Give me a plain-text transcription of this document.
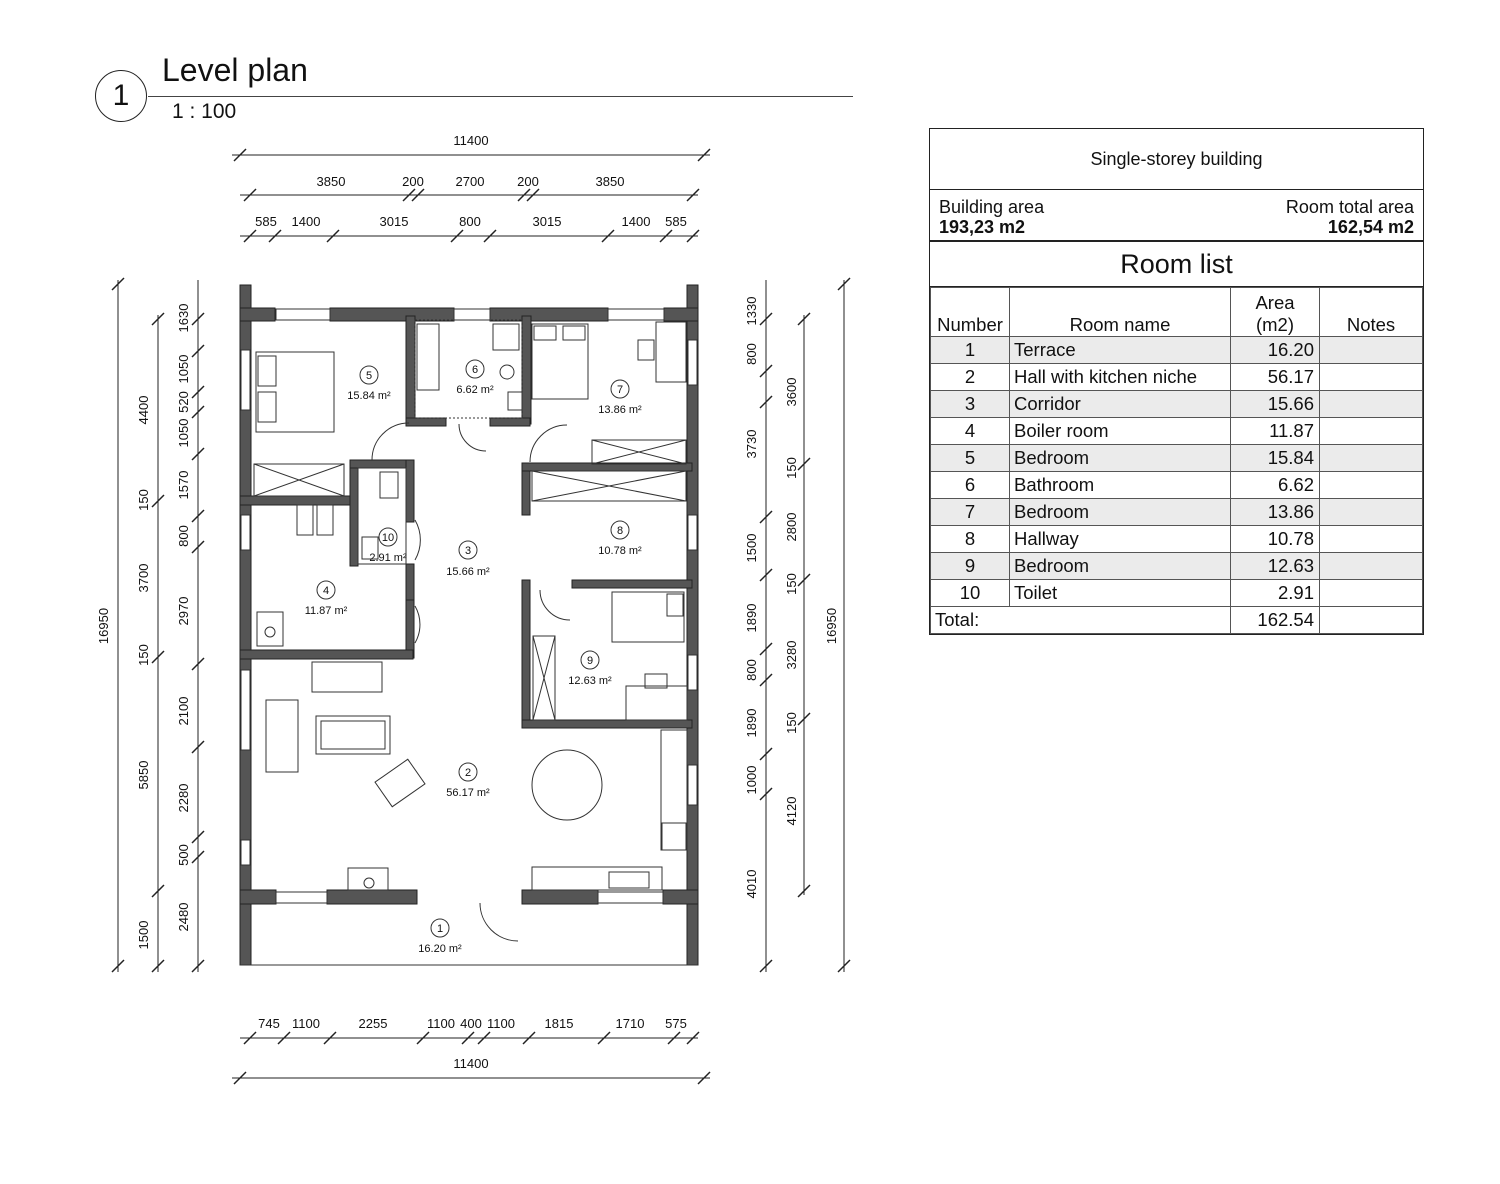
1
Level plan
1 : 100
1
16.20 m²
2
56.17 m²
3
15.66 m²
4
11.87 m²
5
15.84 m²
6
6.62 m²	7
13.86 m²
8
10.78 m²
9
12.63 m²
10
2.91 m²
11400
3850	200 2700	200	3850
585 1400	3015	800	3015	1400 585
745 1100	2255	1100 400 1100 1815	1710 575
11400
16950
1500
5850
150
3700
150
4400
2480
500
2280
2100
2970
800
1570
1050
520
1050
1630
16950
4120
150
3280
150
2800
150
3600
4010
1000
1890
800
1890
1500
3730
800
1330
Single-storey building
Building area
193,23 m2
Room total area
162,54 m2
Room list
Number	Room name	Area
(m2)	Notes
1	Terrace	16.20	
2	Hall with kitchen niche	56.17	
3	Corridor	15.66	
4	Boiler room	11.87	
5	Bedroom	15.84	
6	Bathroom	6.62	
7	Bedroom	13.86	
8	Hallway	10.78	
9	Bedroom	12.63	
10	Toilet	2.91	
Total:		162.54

————

Problem requirements:
Extract each line from the entries above that contains the string "Bedroom".

Solution:
5	Bedroom	15.84	
7	Bedroom	13.86	
9	Bedroom	12.63	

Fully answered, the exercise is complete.